__WHAT YOU WILL DO__:
The records are to be restated in their entirety, word for word.

-------- DATA LINES

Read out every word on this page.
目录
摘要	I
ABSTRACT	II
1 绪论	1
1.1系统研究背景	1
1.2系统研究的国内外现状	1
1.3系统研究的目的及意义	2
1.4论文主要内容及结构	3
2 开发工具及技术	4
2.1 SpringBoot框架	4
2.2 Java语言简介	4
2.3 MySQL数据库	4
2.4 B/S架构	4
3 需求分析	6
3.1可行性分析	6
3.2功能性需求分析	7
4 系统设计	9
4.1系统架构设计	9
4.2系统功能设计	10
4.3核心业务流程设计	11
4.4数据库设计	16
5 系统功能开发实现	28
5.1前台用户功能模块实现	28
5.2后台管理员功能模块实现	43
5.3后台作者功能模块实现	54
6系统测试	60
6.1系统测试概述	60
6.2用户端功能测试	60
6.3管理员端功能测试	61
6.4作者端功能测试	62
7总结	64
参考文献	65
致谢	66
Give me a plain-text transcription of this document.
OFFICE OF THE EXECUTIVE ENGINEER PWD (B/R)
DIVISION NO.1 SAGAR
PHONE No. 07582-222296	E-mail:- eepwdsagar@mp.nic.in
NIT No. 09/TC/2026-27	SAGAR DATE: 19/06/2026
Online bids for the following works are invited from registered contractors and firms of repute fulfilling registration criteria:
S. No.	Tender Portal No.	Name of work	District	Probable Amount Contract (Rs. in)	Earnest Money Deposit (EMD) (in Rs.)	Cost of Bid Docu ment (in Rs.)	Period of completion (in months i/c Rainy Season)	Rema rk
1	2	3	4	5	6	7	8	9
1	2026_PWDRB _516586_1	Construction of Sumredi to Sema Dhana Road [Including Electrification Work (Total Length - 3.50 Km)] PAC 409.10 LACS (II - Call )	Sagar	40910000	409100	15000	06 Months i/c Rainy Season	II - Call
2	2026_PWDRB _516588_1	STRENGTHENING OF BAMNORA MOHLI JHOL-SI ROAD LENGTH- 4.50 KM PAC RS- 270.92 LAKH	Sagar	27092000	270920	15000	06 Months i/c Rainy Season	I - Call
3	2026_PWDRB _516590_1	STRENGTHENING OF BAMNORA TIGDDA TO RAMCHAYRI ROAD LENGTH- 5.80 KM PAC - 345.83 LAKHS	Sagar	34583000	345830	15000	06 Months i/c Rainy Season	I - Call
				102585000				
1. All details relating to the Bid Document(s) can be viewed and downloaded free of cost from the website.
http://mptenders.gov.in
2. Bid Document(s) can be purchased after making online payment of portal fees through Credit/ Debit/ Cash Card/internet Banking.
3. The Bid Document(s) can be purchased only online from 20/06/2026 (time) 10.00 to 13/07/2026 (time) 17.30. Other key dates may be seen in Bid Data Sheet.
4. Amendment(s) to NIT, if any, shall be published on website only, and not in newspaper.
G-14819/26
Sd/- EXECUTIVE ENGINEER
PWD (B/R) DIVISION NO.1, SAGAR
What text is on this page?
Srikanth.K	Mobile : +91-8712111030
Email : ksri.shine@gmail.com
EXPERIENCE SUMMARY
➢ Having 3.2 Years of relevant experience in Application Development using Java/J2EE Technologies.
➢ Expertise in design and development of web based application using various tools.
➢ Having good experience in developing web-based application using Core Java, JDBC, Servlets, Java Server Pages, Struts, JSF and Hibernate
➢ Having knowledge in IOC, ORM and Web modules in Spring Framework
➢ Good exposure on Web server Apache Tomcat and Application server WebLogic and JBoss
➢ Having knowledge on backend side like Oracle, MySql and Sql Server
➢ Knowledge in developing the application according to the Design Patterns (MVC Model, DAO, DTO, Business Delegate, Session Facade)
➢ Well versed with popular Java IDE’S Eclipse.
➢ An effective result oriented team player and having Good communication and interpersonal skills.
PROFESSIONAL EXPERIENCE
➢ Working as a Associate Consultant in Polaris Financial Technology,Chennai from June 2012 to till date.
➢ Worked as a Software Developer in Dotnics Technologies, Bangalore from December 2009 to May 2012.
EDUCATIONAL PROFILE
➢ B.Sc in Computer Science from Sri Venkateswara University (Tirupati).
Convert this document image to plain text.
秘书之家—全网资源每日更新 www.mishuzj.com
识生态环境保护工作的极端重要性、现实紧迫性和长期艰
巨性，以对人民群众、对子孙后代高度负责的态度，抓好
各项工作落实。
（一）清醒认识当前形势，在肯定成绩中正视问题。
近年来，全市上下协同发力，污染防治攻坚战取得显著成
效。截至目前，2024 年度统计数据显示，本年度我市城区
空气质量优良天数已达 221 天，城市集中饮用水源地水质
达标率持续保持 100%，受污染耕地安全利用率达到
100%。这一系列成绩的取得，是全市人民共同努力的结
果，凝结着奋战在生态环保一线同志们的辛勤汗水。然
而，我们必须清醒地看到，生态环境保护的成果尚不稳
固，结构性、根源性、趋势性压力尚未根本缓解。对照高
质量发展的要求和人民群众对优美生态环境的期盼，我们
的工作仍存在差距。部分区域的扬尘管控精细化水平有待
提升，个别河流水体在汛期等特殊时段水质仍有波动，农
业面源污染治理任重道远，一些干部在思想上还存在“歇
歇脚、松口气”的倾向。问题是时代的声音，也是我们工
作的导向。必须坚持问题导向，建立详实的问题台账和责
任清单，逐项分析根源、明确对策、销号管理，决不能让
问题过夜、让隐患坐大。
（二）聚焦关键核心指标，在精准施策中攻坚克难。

----------------

__RESULT FOR THIS TASK__:
Read out every word on this page.
目录
摘要	I
ABSTRACT	II
1 绪论	1
1.1系统研究背景	1
1.2系统研究的国内外现状	1
1.3系统研究的目的及意义	2
1.4论文主要内容及结构	3
2 开发工具及技术	4
2.1 SpringBoot框架	4
2.2 Java语言简介	4
2.3 MySQL数据库	4
2.4 B/S架构	4
3 需求分析	6
3.1可行性分析	6
3.2功能性需求分析	7
4 系统设计	9
4.1系统架构设计	9
4.2系统功能设计	10
4.3核心业务流程设计	11
4.4数据库设计	16
5 系统功能开发实现	28
5.1前台用户功能模块实现	28
5.2后台管理员功能模块实现	43
5.3后台作者功能模块实现	54
6系统测试	60
6.1系统测试概述	60
6.2用户端功能测试	60
6.3管理员端功能测试	61
6.4作者端功能测试	62
7总结	64
参考文献	65
致谢	66
Give me a plain-text transcription of this document.
OFFICE OF THE EXECUTIVE ENGINEER PWD (B/R)
DIVISION NO.1 SAGAR
PHONE No. 07582-222296	E-mail:- eepwdsagar@mp.nic.in
NIT No. 09/TC/2026-27	SAGAR DATE: 19/06/2026
Online bids for the following works are invited from registered contractors and firms of repute fulfilling registration criteria:
S. No.	Tender Portal No.	Name of work	District	Probable Amount Contract (Rs. in)	Earnest Money Deposit (EMD) (in Rs.)	Cost of Bid Docu ment (in Rs.)	Period of completion (in months i/c Rainy Season)	Rema rk
1	2	3	4	5	6	7	8	9
1	2026_PWDRB _516586_1	Construction of Sumredi to Sema Dhana Road [Including Electrification Work (Total Length - 3.50 Km)] PAC 409.10 LACS (II - Call )	Sagar	40910000	409100	15000	06 Months i/c Rainy Season	II - Call
2	2026_PWDRB _516588_1	STRENGTHENING OF BAMNORA MOHLI JHOL-SI ROAD LENGTH- 4.50 KM PAC RS- 270.92 LAKH	Sagar	27092000	270920	15000	06 Months i/c Rainy Season	I - Call
3	2026_PWDRB _516590_1	STRENGTHENING OF BAMNORA TIGDDA TO RAMCHAYRI ROAD LENGTH- 5.80 KM PAC - 345.83 LAKHS	Sagar	34583000	345830	15000	06 Months i/c Rainy Season	I - Call
				102585000				
1. All details relating to the Bid Document(s) can be viewed and downloaded free of cost from the website.
http://mptenders.gov.in
2. Bid Document(s) can be purchased after making online payment of portal fees through Credit/ Debit/ Cash Card/internet Banking.
3. The Bid Document(s) can be purchased only online from 20/06/2026 (time) 10.00 to 13/07/2026 (time) 17.30. Other key dates may be seen in Bid Data Sheet.
4. Amendment(s) to NIT, if any, shall be published on website only, and not in newspaper.
G-14819/26
Sd/- EXECUTIVE ENGINEER
PWD (B/R) DIVISION NO.1, SAGAR
What text is on this page?
Srikanth.K	Mobile : +91-8712111030
Email : ksri.shine@gmail.com
EXPERIENCE SUMMARY
➢ Having 3.2 Years of relevant experience in Application Development using Java/J2EE Technologies.
➢ Expertise in design and development of web based application using various tools.
➢ Having good experience in developing web-based application using Core Java, JDBC, Servlets, Java Server Pages, Struts, JSF and Hibernate
➢ Having knowledge in IOC, ORM and Web modules in Spring Framework
➢ Good exposure on Web server Apache Tomcat and Application server WebLogic and JBoss
➢ Having knowledge on backend side like Oracle, MySql and Sql Server
➢ Knowledge in developing the application according to the Design Patterns (MVC Model, DAO, DTO, Business Delegate, Session Facade)
➢ Well versed with popular Java IDE’S Eclipse.
➢ An effective result oriented team player and having Good communication and interpersonal skills.
PROFESSIONAL EXPERIENCE
➢ Working as a Associate Consultant in Polaris Financial Technology,Chennai from June 2012 to till date.
➢ Worked as a Software Developer in Dotnics Technologies, Bangalore from December 2009 to May 2012.
EDUCATIONAL PROFILE
➢ B.Sc in Computer Science from Sri Venkateswara University (Tirupati).
Convert this document image to plain text.
秘书之家—全网资源每日更新 www.mishuzj.com
识生态环境保护工作的极端重要性、现实紧迫性和长期艰
巨性，以对人民群众、对子孙后代高度负责的态度，抓好
各项工作落实。
（一）清醒认识当前形势，在肯定成绩中正视问题。
近年来，全市上下协同发力，污染防治攻坚战取得显著成
效。截至目前，2024 年度统计数据显示，本年度我市城区
空气质量优良天数已达 221 天，城市集中饮用水源地水质
达标率持续保持 100%，受污染耕地安全利用率达到
100%。这一系列成绩的取得，是全市人民共同努力的结
果，凝结着奋战在生态环保一线同志们的辛勤汗水。然
而，我们必须清醒地看到，生态环境保护的成果尚不稳
固，结构性、根源性、趋势性压力尚未根本缓解。对照高
质量发展的要求和人民群众对优美生态环境的期盼，我们
的工作仍存在差距。部分区域的扬尘管控精细化水平有待
提升，个别河流水体在汛期等特殊时段水质仍有波动，农
业面源污染治理任重道远，一些干部在思想上还存在“歇
歇脚、松口气”的倾向。问题是时代的声音，也是我们工
作的导向。必须坚持问题导向，建立详实的问题台账和责
任清单，逐项分析根源、明确对策、销号管理，决不能让
问题过夜、让隐患坐大。
（二）聚焦关键核心指标，在精准施策中攻坚克难。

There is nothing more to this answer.